Dataset listings of figures:
*-*-*

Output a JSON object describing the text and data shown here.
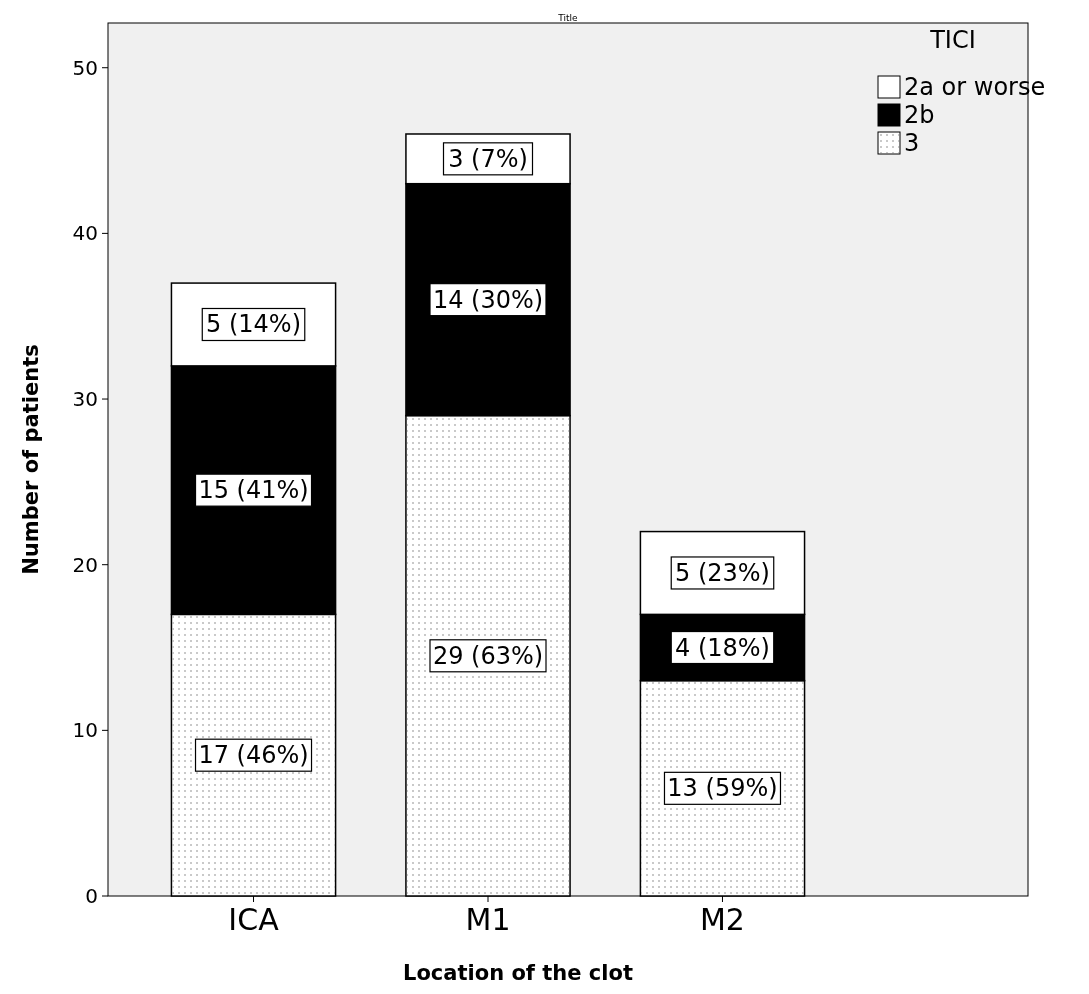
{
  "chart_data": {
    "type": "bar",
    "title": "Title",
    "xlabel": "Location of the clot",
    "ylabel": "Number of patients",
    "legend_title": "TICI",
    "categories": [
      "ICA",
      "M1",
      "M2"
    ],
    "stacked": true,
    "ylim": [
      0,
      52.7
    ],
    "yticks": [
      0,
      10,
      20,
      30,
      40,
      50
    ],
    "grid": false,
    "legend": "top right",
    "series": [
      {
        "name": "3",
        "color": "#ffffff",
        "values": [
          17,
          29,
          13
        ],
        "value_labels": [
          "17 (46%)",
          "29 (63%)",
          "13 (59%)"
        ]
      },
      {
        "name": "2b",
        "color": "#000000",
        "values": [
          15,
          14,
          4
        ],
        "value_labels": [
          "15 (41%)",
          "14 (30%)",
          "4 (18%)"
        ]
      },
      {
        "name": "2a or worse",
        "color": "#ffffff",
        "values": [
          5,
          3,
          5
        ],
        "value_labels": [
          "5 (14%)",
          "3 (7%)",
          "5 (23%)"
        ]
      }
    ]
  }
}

*-*-*

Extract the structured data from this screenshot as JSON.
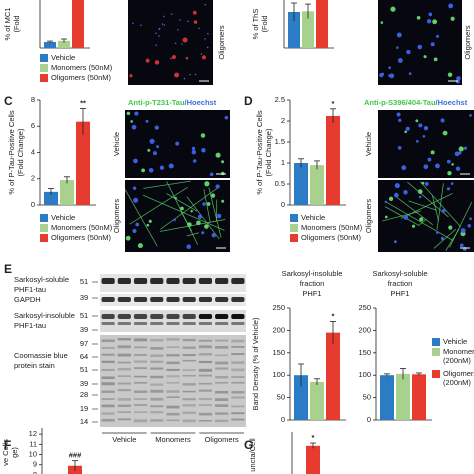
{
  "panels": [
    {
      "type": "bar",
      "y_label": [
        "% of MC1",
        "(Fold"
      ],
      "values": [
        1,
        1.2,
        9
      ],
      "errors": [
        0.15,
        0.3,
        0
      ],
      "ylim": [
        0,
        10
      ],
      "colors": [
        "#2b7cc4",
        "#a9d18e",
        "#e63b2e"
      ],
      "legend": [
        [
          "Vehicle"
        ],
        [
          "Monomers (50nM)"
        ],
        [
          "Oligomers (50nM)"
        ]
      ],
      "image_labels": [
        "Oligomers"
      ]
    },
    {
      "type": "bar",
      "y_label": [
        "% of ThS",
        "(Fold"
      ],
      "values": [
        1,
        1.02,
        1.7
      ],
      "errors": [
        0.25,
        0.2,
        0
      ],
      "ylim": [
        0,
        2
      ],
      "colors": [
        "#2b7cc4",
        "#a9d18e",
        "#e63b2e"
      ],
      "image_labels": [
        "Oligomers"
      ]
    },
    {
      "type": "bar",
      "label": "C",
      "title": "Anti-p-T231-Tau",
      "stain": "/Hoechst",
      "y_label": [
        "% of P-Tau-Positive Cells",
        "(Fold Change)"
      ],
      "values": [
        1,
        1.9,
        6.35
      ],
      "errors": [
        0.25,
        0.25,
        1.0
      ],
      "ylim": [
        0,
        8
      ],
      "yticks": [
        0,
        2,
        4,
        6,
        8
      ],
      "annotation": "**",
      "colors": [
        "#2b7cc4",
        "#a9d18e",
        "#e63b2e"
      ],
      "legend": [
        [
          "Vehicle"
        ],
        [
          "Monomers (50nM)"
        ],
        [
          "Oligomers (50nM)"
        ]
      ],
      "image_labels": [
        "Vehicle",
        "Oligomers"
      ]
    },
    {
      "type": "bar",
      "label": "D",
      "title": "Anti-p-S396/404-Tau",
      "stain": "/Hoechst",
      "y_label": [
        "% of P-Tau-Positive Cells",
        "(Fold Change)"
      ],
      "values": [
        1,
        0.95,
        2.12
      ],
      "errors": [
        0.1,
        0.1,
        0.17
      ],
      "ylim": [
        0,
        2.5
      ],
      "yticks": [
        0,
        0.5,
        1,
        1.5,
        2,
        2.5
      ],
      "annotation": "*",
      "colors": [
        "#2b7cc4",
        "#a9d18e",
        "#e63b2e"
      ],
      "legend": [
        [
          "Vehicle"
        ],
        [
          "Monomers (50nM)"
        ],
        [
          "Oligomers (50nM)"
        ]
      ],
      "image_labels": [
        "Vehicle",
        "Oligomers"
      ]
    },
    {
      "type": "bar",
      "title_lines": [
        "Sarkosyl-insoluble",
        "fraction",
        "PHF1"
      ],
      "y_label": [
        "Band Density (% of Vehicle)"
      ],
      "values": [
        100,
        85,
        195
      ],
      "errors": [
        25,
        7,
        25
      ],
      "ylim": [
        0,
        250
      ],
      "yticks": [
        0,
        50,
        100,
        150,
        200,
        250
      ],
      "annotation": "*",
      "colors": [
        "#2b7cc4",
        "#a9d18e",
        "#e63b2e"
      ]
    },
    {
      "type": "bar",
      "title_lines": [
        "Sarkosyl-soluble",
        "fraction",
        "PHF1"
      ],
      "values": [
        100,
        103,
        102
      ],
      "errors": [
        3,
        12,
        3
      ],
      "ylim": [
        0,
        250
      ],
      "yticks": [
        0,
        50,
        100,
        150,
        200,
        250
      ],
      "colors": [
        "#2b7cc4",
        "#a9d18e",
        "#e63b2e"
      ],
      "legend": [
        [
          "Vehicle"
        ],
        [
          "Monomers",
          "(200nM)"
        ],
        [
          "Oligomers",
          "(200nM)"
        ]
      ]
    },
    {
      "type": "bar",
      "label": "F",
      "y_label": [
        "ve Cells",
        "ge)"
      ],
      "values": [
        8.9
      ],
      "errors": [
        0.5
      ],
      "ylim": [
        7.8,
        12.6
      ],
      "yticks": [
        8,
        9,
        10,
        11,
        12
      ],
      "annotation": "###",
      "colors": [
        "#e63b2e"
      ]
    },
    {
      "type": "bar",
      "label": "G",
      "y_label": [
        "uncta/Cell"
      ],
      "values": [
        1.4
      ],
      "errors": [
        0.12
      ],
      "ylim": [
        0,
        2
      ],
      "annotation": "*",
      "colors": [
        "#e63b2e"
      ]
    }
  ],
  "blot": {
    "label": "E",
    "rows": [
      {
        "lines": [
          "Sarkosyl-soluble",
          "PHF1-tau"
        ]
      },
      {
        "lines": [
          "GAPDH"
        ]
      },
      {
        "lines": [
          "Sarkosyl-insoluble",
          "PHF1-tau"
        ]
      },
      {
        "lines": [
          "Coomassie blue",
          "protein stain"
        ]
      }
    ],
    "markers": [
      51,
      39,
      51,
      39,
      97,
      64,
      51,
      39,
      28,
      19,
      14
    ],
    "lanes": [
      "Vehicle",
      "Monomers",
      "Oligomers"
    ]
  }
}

*-*-*

TASK TO CARRY OUT: Line tally for "Sarkosyl": say how many lines of the records above contain it, and give nothing but the number.

ANSWER TO THE EXERCISE: 4